▸ **Given request 1**
Render the records, from their start through the line containing "reload-button[interactable]: ⟳ [43,8,51,20]", as a Markdown table with the columns Row and Entry. Number each line in Row, put the line itself in Entry, and leave out blank lines.

+ + + +

The UK Government published a policy paper on 30 November 2017 entitled ‘Interim cyber security science and technology strategy: future-proofing cyber security,’ in which the Government aims to identify developing areas of technology that will impact cyber security, develop initial policy responses to such areas, and assess whether the Government’s standard of response to cyber security science and technology developments is sufficient.

The Interim Strategy identifies emerging technology areas that are identified as ‘game changers’ for cyber security, which include the Internet of Things; Smart Cities; data and information; automation, machine-learning and artificial intelligence; and human computer interaction. The cyber security challenges specific to each area of technology are then listed, as well as more general risks and opportunities presented by the use of emerging technologies in the context of cyber security. “One area that I would have expected to see included is FinTech,” said Antonis Patrikios, Partner at Fieldfisher. “The Interim Strategy clarifies that the Government has consciously excluded it from its scope because it anticipates that the market will deliver solutions. This may be true, but it’s questionable whether that would be enough to sufficiently secure the sector.”

Part 2 of the Interim Strategy outlines the Government’s initial, non-exhaustive policy responses to these emerging technology trends and the challenges identified, including being cognisant of emerging technologies when delivering cyber security growth, making technology ‘secure by default,’ maintaining the skills pipeline, informing the public and businesses about cyber crime protection through the Cyber Aware brand, and securing Government data. “The potential for AI to be of significant importance in the future is identified, but I don’t feel that the risks associated with that have been adequately addressed and this will be important,” comments William Richmond-Coggan, Partner at Pitmans. “I would also have liked to see specific acknowledgment of the overlap of legislative provisions such as the NIS Directive, because if the approach to regulation in those essential areas is not harmonised it is simply going to impose yet another layer of regulatory burden on those seeking to protect the most essential parts of our national infrastructure.”

The Interim Strategy also includes a focus on creating a single authoritative UK Government voice for cyber security science and technology, which includes new responsibilities and processes for the National Cyber Security Centre (‘NCSC’) and the Department for Digital, Culture, Media and Sport (‘DCMS’). The NCSC will be responsible for identifying science and technology developments with implications for cyber security, issuing regular advice on emerging technologies, taking advice from experts and helping inform policy making, and the DCMS will collaboratively develop a Cyber Security Research Plan, which will set out priority areas for Government-supported research in the national interest. “We can expect that, gradually, NCSC guidance will be seen by the market and regulators as indicative of what the legal term ‘appropriate technical security measures’ means exactly in the context of protecting new technologies from cyber threats,” concludes Patrikios.

+ + + +

▸ **Given request 2**
According to the text on the UK cyber security strategy, on what date did the Government publish the policy paper?

+ + + +

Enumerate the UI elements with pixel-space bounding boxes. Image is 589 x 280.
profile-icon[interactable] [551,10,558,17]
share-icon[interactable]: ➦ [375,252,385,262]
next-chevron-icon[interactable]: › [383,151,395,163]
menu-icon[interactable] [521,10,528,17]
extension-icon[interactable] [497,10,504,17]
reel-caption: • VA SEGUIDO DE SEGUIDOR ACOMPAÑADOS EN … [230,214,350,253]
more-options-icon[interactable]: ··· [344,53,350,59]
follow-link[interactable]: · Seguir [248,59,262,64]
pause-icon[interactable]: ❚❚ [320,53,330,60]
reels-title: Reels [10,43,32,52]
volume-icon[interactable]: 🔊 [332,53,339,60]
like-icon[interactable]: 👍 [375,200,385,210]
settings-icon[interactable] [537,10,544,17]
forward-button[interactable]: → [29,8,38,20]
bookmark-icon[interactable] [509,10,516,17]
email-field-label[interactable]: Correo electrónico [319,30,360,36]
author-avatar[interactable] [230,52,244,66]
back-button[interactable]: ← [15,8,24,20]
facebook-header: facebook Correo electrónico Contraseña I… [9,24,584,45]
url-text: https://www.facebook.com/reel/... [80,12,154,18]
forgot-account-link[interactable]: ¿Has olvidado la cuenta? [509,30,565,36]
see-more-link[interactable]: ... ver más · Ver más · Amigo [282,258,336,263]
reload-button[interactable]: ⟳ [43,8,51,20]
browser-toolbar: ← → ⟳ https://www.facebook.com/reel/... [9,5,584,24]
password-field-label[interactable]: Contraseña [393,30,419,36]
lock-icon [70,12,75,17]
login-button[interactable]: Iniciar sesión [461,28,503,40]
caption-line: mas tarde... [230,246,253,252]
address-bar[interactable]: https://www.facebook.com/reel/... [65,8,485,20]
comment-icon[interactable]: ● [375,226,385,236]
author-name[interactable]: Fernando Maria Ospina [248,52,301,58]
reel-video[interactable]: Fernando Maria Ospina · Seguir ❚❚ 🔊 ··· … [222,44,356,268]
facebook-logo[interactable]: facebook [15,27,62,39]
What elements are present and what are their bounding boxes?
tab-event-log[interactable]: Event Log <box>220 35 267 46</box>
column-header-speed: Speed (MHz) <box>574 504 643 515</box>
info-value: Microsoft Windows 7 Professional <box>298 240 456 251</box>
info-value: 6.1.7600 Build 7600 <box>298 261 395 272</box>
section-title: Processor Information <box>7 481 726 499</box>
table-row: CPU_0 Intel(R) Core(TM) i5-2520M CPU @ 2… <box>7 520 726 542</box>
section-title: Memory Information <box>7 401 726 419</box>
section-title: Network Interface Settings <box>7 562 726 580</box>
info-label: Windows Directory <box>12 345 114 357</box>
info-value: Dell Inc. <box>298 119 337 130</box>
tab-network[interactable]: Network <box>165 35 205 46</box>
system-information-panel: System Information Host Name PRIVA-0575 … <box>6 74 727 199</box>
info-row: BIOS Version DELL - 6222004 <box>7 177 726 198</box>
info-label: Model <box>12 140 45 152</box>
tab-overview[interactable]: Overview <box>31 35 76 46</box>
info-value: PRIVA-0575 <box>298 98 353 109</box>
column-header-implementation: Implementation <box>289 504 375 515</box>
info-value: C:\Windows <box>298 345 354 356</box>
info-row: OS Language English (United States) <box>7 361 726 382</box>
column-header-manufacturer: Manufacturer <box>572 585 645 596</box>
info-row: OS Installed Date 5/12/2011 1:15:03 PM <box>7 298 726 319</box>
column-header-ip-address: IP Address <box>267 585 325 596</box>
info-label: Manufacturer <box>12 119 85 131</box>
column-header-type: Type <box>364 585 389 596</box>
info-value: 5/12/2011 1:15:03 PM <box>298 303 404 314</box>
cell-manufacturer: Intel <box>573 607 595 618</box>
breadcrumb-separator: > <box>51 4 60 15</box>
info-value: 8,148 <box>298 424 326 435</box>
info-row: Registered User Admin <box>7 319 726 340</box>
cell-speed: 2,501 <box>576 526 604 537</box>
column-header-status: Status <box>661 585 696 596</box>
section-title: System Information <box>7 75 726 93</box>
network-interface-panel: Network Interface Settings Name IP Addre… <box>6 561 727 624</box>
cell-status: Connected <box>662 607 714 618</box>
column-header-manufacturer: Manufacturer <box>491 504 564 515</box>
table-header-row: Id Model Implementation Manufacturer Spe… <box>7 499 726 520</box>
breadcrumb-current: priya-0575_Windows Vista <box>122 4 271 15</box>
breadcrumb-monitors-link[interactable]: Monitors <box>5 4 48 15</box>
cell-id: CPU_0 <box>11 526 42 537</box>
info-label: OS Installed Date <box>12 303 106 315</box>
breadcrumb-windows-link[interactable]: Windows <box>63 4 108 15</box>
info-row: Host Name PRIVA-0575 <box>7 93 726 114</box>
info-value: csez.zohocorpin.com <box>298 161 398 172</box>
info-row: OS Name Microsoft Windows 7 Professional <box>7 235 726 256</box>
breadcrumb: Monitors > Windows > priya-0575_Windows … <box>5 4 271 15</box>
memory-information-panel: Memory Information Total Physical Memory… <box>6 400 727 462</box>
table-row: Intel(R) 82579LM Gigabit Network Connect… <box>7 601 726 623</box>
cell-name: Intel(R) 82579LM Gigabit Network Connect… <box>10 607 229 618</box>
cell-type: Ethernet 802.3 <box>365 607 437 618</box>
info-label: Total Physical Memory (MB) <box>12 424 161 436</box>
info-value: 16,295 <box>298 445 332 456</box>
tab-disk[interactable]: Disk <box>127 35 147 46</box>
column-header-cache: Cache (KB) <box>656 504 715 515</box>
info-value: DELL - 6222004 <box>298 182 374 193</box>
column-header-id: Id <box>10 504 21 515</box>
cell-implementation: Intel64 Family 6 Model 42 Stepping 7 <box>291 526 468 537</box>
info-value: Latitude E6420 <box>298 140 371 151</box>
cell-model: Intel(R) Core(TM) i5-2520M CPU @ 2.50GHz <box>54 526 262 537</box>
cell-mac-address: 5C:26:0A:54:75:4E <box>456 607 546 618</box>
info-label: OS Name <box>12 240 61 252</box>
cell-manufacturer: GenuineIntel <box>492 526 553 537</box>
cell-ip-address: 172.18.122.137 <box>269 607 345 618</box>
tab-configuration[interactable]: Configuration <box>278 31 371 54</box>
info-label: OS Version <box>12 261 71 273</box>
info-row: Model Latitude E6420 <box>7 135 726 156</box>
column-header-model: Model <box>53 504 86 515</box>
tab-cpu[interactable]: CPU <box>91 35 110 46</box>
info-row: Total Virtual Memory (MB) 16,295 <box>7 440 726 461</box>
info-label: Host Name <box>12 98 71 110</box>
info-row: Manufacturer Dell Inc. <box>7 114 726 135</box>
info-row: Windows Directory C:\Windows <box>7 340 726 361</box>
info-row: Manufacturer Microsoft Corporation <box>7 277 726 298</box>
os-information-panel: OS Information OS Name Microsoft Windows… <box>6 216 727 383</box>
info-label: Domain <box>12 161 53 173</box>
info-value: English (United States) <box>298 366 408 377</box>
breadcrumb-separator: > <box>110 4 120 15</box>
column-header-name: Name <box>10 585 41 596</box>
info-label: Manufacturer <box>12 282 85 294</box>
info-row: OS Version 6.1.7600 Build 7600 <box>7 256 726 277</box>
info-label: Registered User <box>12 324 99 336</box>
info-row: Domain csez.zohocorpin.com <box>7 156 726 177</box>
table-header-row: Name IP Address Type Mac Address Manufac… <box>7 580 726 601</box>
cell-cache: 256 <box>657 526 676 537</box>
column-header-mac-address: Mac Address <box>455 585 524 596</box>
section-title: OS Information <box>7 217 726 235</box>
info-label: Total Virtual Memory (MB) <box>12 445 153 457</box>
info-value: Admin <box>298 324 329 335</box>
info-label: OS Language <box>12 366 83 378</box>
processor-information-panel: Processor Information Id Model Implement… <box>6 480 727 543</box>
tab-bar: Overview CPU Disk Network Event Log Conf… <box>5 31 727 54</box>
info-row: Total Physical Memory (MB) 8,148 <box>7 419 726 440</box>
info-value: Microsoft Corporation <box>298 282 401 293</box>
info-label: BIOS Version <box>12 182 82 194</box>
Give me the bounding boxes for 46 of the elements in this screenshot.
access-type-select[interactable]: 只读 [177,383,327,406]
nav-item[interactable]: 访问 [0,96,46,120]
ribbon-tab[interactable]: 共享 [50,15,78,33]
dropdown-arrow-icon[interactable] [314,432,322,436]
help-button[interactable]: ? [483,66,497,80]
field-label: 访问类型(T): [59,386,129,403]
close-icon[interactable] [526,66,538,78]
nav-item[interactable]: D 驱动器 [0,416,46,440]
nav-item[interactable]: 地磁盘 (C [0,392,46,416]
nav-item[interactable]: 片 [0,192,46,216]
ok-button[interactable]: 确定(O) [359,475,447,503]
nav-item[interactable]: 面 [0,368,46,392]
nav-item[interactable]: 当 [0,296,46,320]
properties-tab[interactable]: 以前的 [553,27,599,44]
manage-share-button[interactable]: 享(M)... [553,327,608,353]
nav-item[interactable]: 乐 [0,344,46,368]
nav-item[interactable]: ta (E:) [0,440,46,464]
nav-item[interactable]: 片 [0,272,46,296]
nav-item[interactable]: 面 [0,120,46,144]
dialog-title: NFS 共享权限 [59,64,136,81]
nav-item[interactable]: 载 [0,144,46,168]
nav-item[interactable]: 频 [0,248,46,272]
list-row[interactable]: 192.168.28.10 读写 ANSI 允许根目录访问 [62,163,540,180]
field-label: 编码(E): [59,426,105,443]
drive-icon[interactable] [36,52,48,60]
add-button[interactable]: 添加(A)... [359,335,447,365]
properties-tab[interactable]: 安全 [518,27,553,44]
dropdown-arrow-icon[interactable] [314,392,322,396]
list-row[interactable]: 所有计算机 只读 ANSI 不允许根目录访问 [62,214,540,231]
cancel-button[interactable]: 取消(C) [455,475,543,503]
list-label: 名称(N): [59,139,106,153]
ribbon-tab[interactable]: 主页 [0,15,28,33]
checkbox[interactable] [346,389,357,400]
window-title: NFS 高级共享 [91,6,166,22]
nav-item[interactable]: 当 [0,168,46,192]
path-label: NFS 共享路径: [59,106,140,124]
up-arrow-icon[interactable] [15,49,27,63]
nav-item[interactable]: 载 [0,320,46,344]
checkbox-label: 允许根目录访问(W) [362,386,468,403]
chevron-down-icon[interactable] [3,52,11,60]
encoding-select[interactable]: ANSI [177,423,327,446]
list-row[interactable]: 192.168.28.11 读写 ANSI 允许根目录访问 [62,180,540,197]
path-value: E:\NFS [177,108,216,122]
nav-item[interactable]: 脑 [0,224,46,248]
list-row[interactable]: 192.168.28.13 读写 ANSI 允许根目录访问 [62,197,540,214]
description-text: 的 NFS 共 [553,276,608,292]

+ + + +

▸ **Response 1**
| Row | Entry |
|---|---|
| 1 | Enumerate the UI elements with pixel-space bounding boxes. Image is 589 x 280. |
| 2 | profile-icon[interactable] [551,10,558,17] |
| 3 | share-icon[interactable]: ➦ [375,252,385,262] |
| 4 | next-chevron-icon[interactable]: › [383,151,395,163] |
| 5 | menu-icon[interactable] [521,10,528,17] |
| 6 | extension-icon[interactable] [497,10,504,17] |
| 7 | reel-caption: • VA SEGUIDO DE SEGUIDOR ACOMPAÑADOS EN … [230,214,350,253] |
| 8 | more-options-icon[interactable]: ··· [344,53,350,59] |
| 9 | follow-link[interactable]: · Seguir [248,59,262,64] |
| 10 | pause-icon[interactable]: ❚❚ [320,53,330,60] |
| 11 | reels-title: Reels [10,43,32,52] |
| 12 | volume-icon[interactable]: 🔊 [332,53,339,60] |
| 13 | like-icon[interactable]: 👍 [375,200,385,210] |
| 14 | settings-icon[interactable] [537,10,544,17] |
| 15 | forward-button[interactable]: → [29,8,38,20] |
| 16 | bookmark-icon[interactable] [509,10,516,17] |
| 17 | email-field-label[interactable]: Correo electrónico [319,30,360,36] |
| 18 | author-avatar[interactable] [230,52,244,66] |
| 19 | back-button[interactable]: ← [15,8,24,20] |
| 20 | facebook-header: facebook Correo electrónico Contraseña I… [9,24,584,45] |
| 21 | url-text: https://www.facebook.com/reel/... [80,12,154,18] |
| 22 | forgot-account-link[interactable]: ¿Has olvidado la cuenta? [509,30,565,36] |
| 23 | see-more-link[interactable]: ... ver más · Ver más · Amigo [282,258,336,263] |
| 24 | reload-button[interactable]: ⟳ [43,8,51,20] |

▸ **Response 2**
30 November 2017